**Entries**
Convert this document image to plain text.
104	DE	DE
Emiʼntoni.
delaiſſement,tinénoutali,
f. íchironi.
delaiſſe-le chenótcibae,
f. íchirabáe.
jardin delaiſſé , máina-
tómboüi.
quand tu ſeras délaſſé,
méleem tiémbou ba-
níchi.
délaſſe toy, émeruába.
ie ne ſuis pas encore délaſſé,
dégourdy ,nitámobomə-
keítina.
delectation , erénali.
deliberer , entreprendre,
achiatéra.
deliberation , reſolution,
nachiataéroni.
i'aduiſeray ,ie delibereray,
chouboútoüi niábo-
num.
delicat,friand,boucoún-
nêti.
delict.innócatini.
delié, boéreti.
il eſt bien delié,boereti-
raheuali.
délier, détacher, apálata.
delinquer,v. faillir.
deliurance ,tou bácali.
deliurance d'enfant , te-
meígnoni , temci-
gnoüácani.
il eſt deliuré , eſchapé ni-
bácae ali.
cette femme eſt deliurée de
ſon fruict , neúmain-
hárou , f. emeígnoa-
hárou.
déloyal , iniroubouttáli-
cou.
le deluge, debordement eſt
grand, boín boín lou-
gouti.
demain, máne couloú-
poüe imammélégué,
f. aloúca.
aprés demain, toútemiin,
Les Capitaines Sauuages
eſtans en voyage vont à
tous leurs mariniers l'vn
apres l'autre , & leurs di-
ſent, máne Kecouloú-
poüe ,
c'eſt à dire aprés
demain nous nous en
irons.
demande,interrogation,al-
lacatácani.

**Stated goal**
Look above for every line with the word "aprés" and copy it.

**Written response**
aprés demain, toútemiin,
c'eſt à dire aprés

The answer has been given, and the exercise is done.